▶ **Directions for this task**
Look through the records that follow. Copy every line containing the word "BOARD".

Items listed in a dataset
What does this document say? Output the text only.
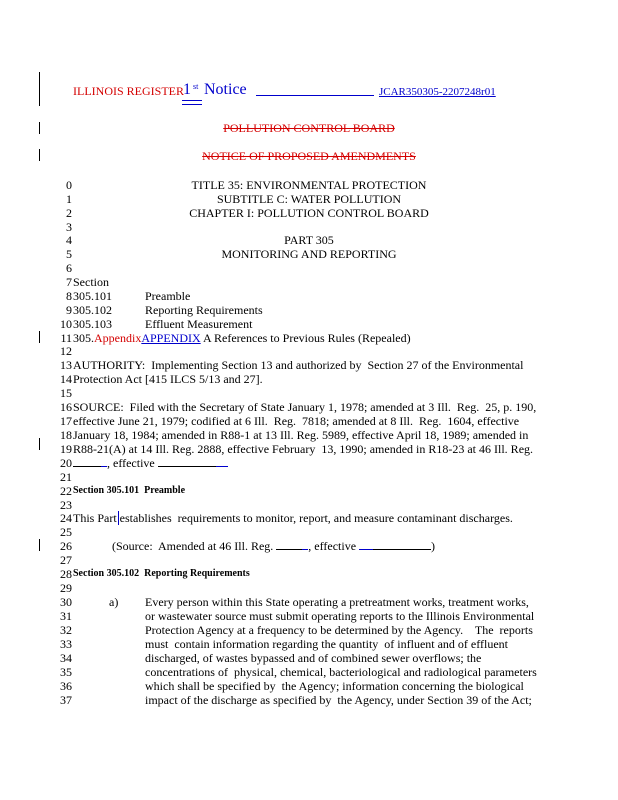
ILLINOIS REGISTER 1 st Notice	JCAR350305-2207248r01
POLLUTION CONTROL BOARD
NOTICE OF PROPOSED AMENDMENTS
0
1
2
3
4
5
6
7
8
9
10
11
12
13
14
15
16
17
18
19
20
21
22
23
24
25
26
27
28
29
30
31
32
33
34
35
36
37
TITLE 35: ENVIRONMENTAL PROTECTION
SUBTITLE C: WATER POLLUTION
CHAPTER I: POLLUTION CONTROL BOARD
PART 305
MONITORING AND REPORTING
Section
305.101	Preamble
305.102	Reporting Requirements
305.103	Effluent Measurement
305.AppendixAPPENDIX A References to Previous Rules (Repealed)
AUTHORITY:  Implementing Section 13 and authorized by  Section 27 of the Environmental
Protection Act [415 ILCS 5/13 and 27].
SOURCE:  Filed with the Secretary of State January 1, 1978; amended at 3 Ill.  Reg.  25, p. 190,
effective June 21, 1979; codified at 6 Ill.  Reg.  7818; amended at 8 Ill.  Reg.  1604, effective
January 18, 1984; amended in R88-1 at 13 Ill. Reg. 5989, effective April 18, 1989; amended in
R88-21(A) at 14 Ill. Reg. 2888, effective February  13, 1990; amended in R18-23 at 46 Ill. Reg.
, effective
Section 305.101  Preamble
This Part establishes  requirements to monitor, report, and measure contaminant discharges.
(Source:  Amended at 46 Ill. Reg.	, effective	)
Section 305.102  Reporting Requirements
a) Every person within this State operating a pretreatment works, treatment works,
or wastewater source must submit operating reports to the Illinois Environmental
Protection Agency at a frequency to be determined by the Agency.    The  reports
must  contain information regarding the quantity  of influent and of effluent
discharged, of wastes bypassed and of combined sewer overflows; the
concentrations of  physical, chemical, bacteriological and radiological parameters
which shall be specified by  the Agency; information concerning the biological
impact of the discharge as specified by  the Agency, under Section 39 of the Act;
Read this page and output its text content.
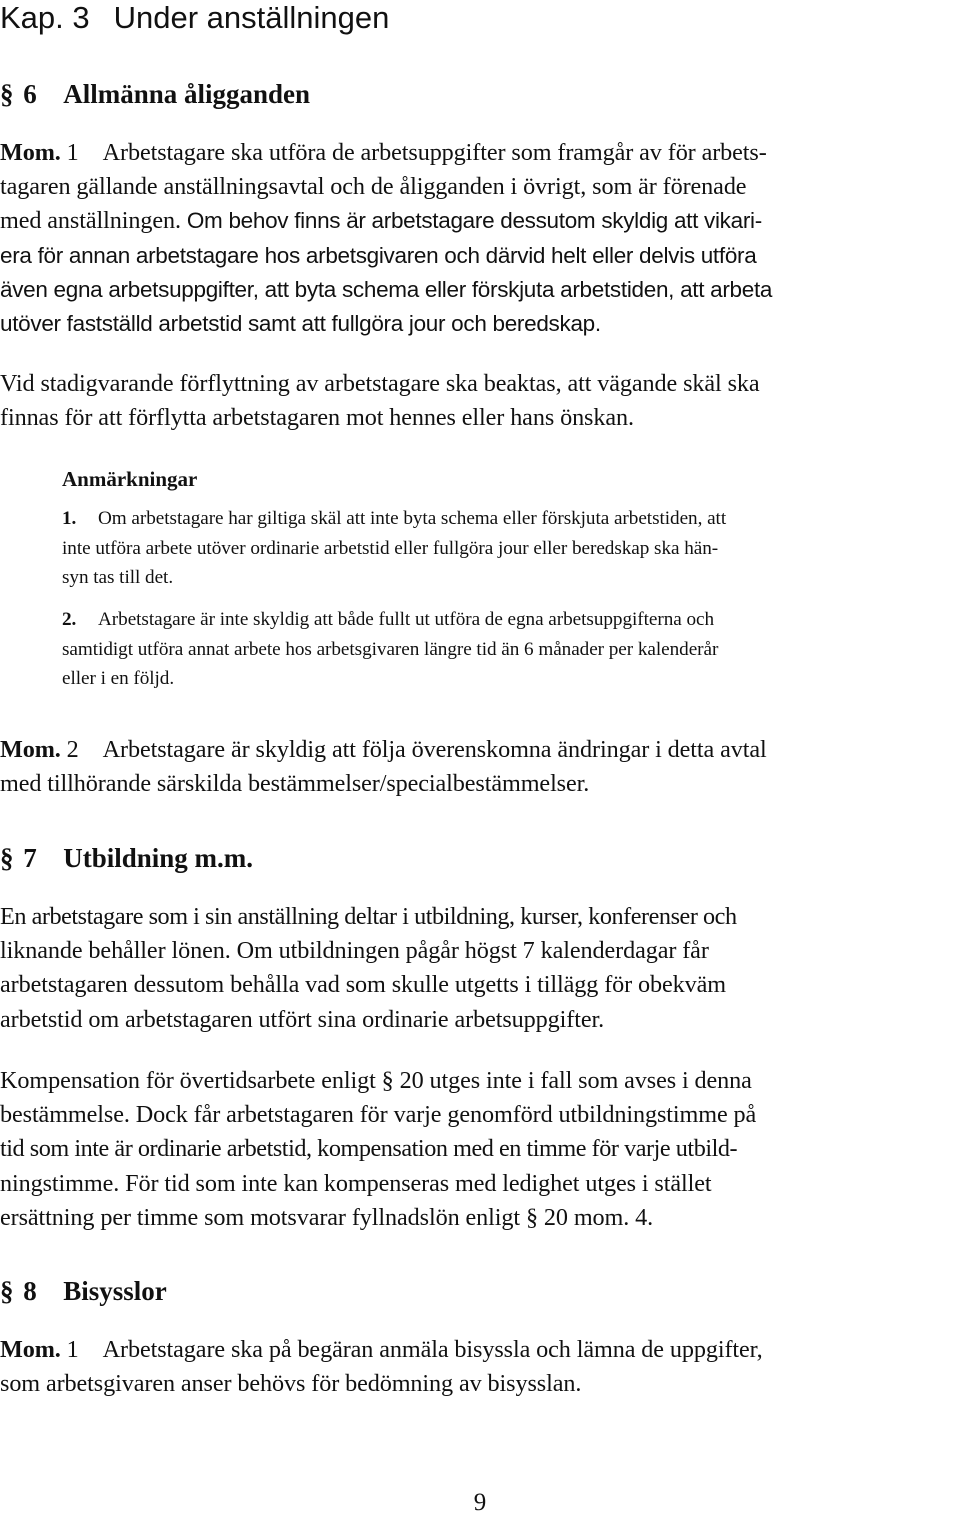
Kap. 3 Under anställningen
§ 6 Allmänna åligganden
Mom. 1 Arbetstagare ska utföra de arbetsuppgifter som framgår av för arbets-
tagaren gällande anställningsavtal och de åligganden i övrigt, som är förenade
med anställningen. Om behov finns är arbetstagare dessutom skyldig att vikari-
era för annan arbetstagare hos arbetsgivaren och därvid helt eller delvis utföra
även egna arbetsuppgifter, att byta schema eller förskjuta arbetstiden, att arbeta
utöver fastställd arbetstid samt att fullgöra jour och beredskap.
Vid stadigvarande förflyttning av arbetstagare ska beaktas, att vägande skäl ska
finnas för att förflytta arbetstagaren mot hennes eller hans önskan.
Anmärkningar
1. Om arbetstagare har giltiga skäl att inte byta schema eller förskjuta arbetstiden, att
inte utföra arbete utöver ordinarie arbetstid eller fullgöra jour eller beredskap ska hän-
syn tas till det.
2. Arbetstagare är inte skyldig att både fullt ut utföra de egna arbetsuppgifterna och
samtidigt utföra annat arbete hos arbetsgivaren längre tid än 6 månader per kalenderår
eller i en följd.
Mom. 2 Arbetstagare är skyldig att följa överenskomna ändringar i detta avtal
med tillhörande särskilda bestämmelser/specialbestämmelser.
§ 7 Utbildning m.m.
En arbetstagare som i sin anställning deltar i utbildning, kurser, konferenser och
liknande behåller lönen. Om utbildningen pågår högst 7 kalenderdagar får
arbetstagaren dessutom behålla vad som skulle utgetts i tillägg för obekväm
arbetstid om arbetstagaren utfört sina ordinarie arbetsuppgifter.
Kompensation för övertidsarbete enligt § 20 utges inte i fall som avses i denna
bestämmelse. Dock får arbetstagaren för varje genomförd utbildningstimme på
tid som inte är ordinarie arbetstid, kompensation med en timme för varje utbild-
ningstimme. För tid som inte kan kompenseras med ledighet utges i stället
ersättning per timme som motsvarar fyllnadslön enligt § 20 mom. 4.
§ 8 Bisysslor
Mom. 1 Arbetstagare ska på begäran anmäla bisyssla och lämna de uppgifter,
som arbetsgivaren anser behövs för bedömning av bisysslan.
9
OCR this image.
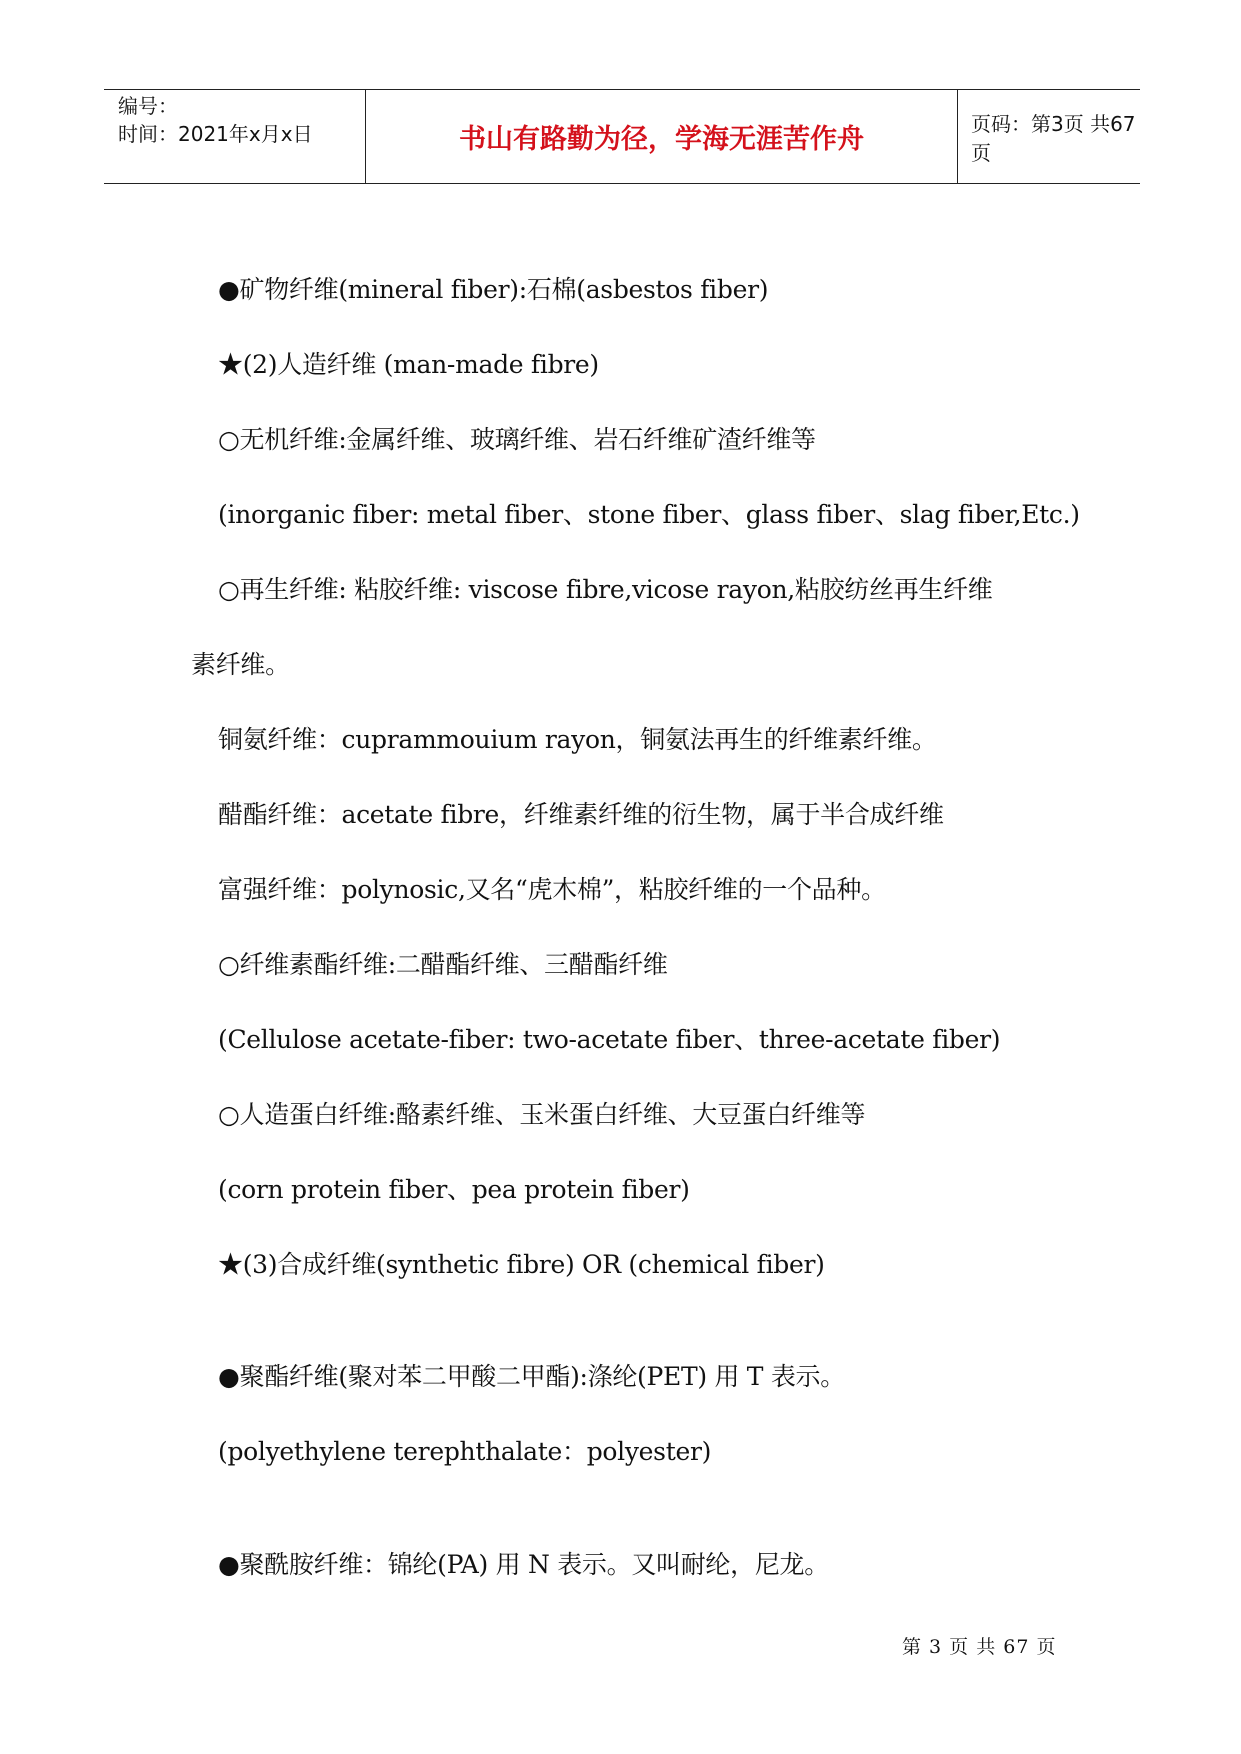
编号：
时间：2021年x月x日	书山有路勤为径，学海无涯苦作舟
页码：第3页 共67页
●矿物纤维(mineral fiber):石棉(asbestos fiber)
★(2)人造纤维 (man-made fibre)
○无机纤维:金属纤维、玻璃纤维、岩石纤维矿渣纤维等
(inorganic fiber: metal fiber、stone fiber、glass fiber、slag fiber,Etc.)
○再生纤维: 粘胶纤维: viscose fibre,vicose rayon,粘胶纺丝再生纤维
素纤维。
铜氨纤维：cuprammouium rayon，铜氨法再生的纤维素纤维。
醋酯纤维：acetate fibre，纤维素纤维的衍生物，属于半合成纤维
富强纤维：polynosic,又名“虎木棉”，粘胶纤维的一个品种。
○纤维素酯纤维:二醋酯纤维、三醋酯纤维
(Cellulose acetate-fiber: two-acetate fiber、three-acetate fiber)
○人造蛋白纤维:酪素纤维、玉米蛋白纤维、大豆蛋白纤维等
(corn protein fiber、pea protein fiber)
★(3)合成纤维(synthetic fibre) OR (chemical fiber)
●聚酯纤维(聚对苯二甲酸二甲酯):涤纶(PET) 用 T 表示。
(polyethylene terephthalate：polyester)
●聚酰胺纤维：锦纶(PA) 用 N 表示。又叫耐纶，尼龙。
第 3 页 共 67 页
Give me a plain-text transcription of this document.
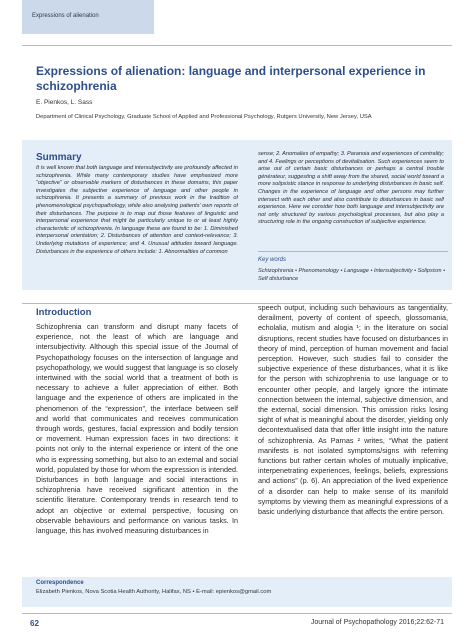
Expressions of alienation
Expressions of alienation: language and interpersonal experience in schizophrenia
E. Pienkos, L. Sass
Department of Clinical Psychology, Graduate School of Applied and Professional Psychology, Rutgers University, New Jersey, USA
Summary
It is well known that both language and intersubjectivity are profoundly affected in schizophrenia. While many contemporary studies have emphasized more “objective” or observable markers of disturbances in these domains, this paper investigates the subjective experience of language and other people in schizophrenia. It presents a summary of previous work in the tradition of phenomenological psychopathology, while also analysing patients’ own reports of their disturbances. The purpose is to map out those features of linguistic and interpersonal experience that might be particularly unique to or at least highly characteristic of schizophrenia. In language these are found to be: 1. Diminished interpersonal orientation; 2. Disturbances of attention and context-relevance; 3. Underlying mutations of experience; and 4. Unusual attitudes toward language. Disturbances in the experience of others include: 1. Abnormalities of common
sense; 2. Anomalies of empathy; 3. Paranoia and experiences of centrality; and 4. Feelings or perceptions of devitalisation. Such experiences seem to arise out of certain basic disturbances or perhaps a central trouble générateur, suggesting a shift away from the shared, social world toward a more solipsistic stance in response to underlying disturbances in basic self. Changes in the experience of language and other persons may further intersect with each other and also contribute to disturbances in basic self experience. Here we consider how both language and intersubjectivity are not only structured by various psychological processes, but also play a structuring role in the ongoing construction of subjective experience.
Key words
Schizophrenia • Phenomenology • Language • Intersubjectivity • Solipsism • Self disturbance
Introduction
Schizophrenia can transform and disrupt many facets of experience, not the least of which are language and intersubjectivity. Although this special issue of the Journal of Psychopathology focuses on the intersection of language and psychopathology, we would suggest that language is so closely intertwined with the social world that a treatment of both is necessary to achieve a fuller appreciation of either. Both language and the experience of others are implicated in the phenomenon of the “expression”, the interface between self and world that communicates and receives communication through words, gestures, facial expression and bodily tension or movement. Human expression faces in two directions: it points not only to the internal experience or intent of the one who is expressing something, but also to an external and social world, populated by those for whom the expression is intended. Disturbances in both language and social interactions in schizophrenia have received significant attention in the scientific literature. Contemporary trends in research tend to adopt an objective or external perspective, focusing on observable behaviours and performance on various tasks. In language, this has involved measuring disturbances in
speech output, including such behaviours as tangentiality, derailment, poverty of content of speech, glossomania, echolalia, mutism and alogia ¹; in the literature on social disruptions, recent studies have focused on disturbances in theory of mind, perception of human movement and facial perception. However, such studies fail to consider the subjective experience of these disturbances, what it is like for the person with schizophrenia to use language or to encounter other people, and largely ignore the intimate connection between the internal, subjective dimension, and the external, social dimension. This omission risks losing sight of what is meaningful about the disorder, yielding only decontextualised data that offer little insight into the nature of schizophrenia. As Parnas ² writes, “What the patient manifests is not isolated symptoms/signs with referring functions but rather certain wholes of mutually implicative, interpenetrating experiences, feelings, beliefs, expressions and actions” (p. 6). An appreciation of the lived experience of a disorder can help to make sense of its manifold symptoms by viewing them as meaningful expressions of a basic underlying disturbance that affects the entire person.
Correspondence
Elizabeth Pienkos, Nova Scotia Health Authority, Halifax, NS • E-mail: epienkos@gmail.com
62	Journal of Psychopathology 2016;22:62-71
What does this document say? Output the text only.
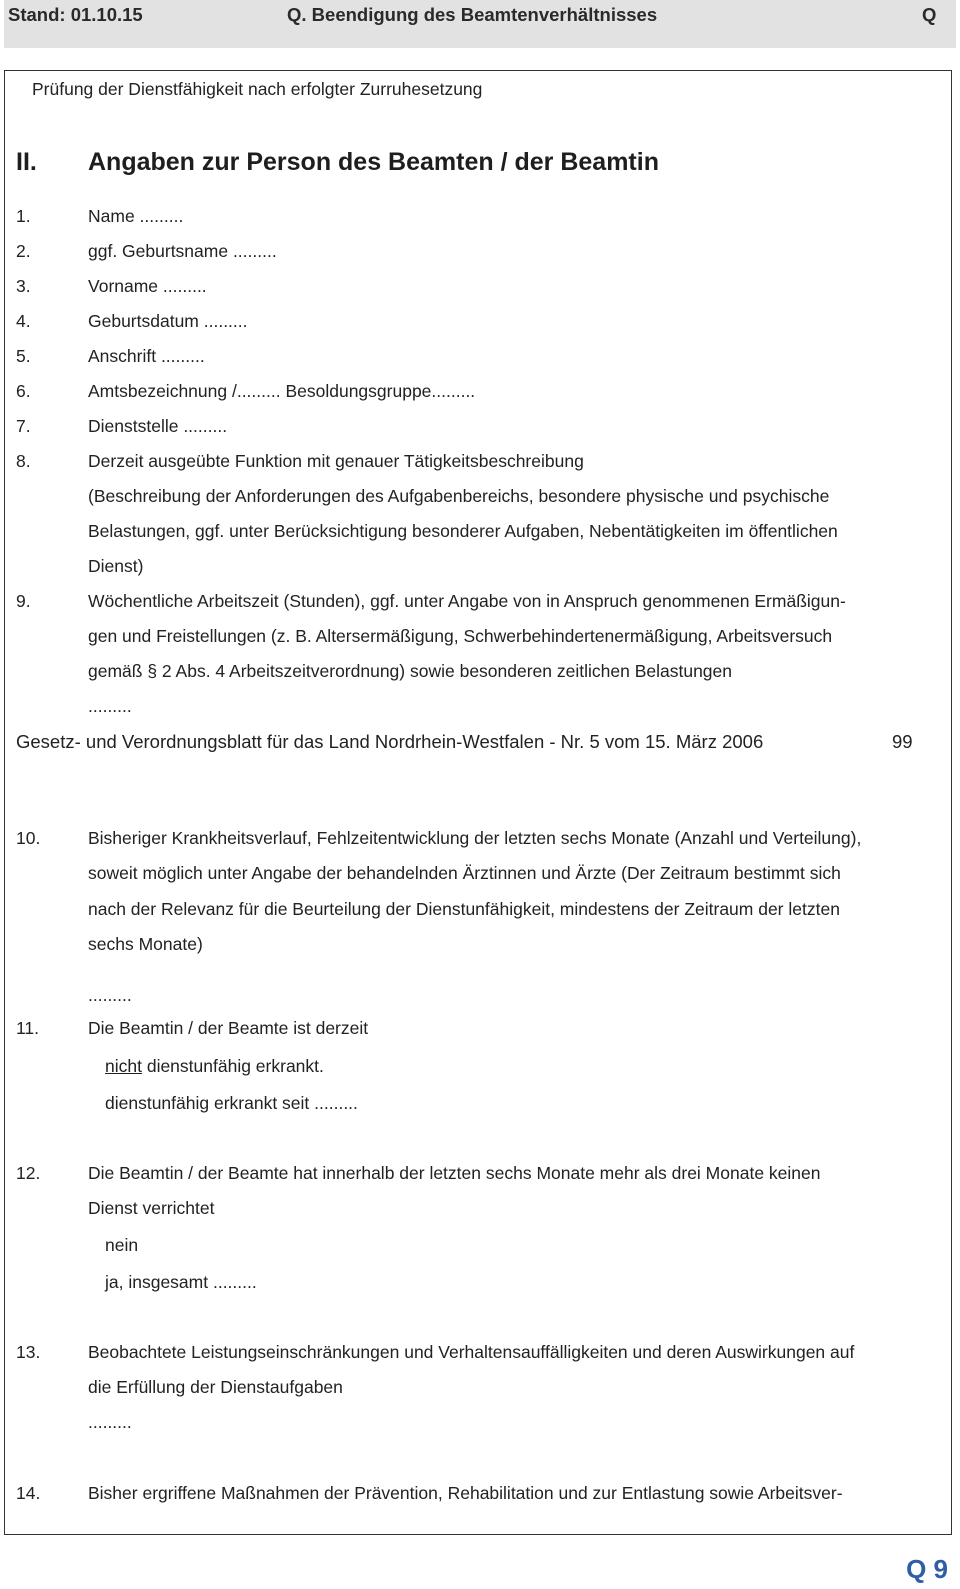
Stand: 01.10.15	Q. Beendigung des Beamtenverhältnisses	Q
Prüfung der Dienstfähigkeit nach erfolgter Zurruhesetzung
II. Angaben zur Person des Beamten / der Beamtin
1.	Name .........
2.	ggf. Geburtsname .........
3.	Vorname .........
4.	Geburtsdatum .........
5.	Anschrift .........
6.	Amtsbezeichnung /......... Besoldungsgruppe.........
7.	Dienststelle .........
8.	Derzeit ausgeübte Funktion mit genauer Tätigkeitsbeschreibung
(Beschreibung der Anforderungen des Aufgabenbereichs, besondere physische und psychische
Belastungen, ggf. unter Berücksichtigung besonderer Aufgaben, Nebentätigkeiten im öffentlichen
Dienst)
9.	Wöchentliche Arbeitszeit (Stunden), ggf. unter Angabe von in Anspruch genommenen Ermäßigun-
gen und Freistellungen (z. B. Altersermäßigung, Schwerbehindertenermäßigung, Arbeitsversuch
gemäß § 2 Abs. 4 Arbeitszeitverordnung) sowie besonderen zeitlichen Belastungen
.........
Gesetz- und Verordnungsblatt für das Land Nordrhein-Westfalen - Nr. 5 vom 15. März 2006	99
10.	Bisheriger Krankheitsverlauf, Fehlzeitentwicklung der letzten sechs Monate (Anzahl und Verteilung),
soweit möglich unter Angabe der behandelnden Ärztinnen und Ärzte (Der Zeitraum bestimmt sich
nach der Relevanz für die Beurteilung der Dienstunfähigkeit, mindestens der Zeitraum der letzten
sechs Monate)
.........
11.	Die Beamtin / der Beamte ist derzeit
nicht dienstunfähig erkrankt.
dienstunfähig erkrankt seit .........
12.	Die Beamtin / der Beamte hat innerhalb der letzten sechs Monate mehr als drei Monate keinen
Dienst verrichtet
nein
ja, insgesamt .........
13.	Beobachtete Leistungseinschränkungen und Verhaltensauffälligkeiten und deren Auswirkungen auf
die Erfüllung der Dienstaufgaben
.........
14.	Bisher ergriffene Maßnahmen der Prävention, Rehabilitation und zur Entlastung sowie Arbeitsver-
Q 9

▶ **Reply**
POLLUTION CONTROL BOARD
CHAPTER I: POLLUTION CONTROL BOARD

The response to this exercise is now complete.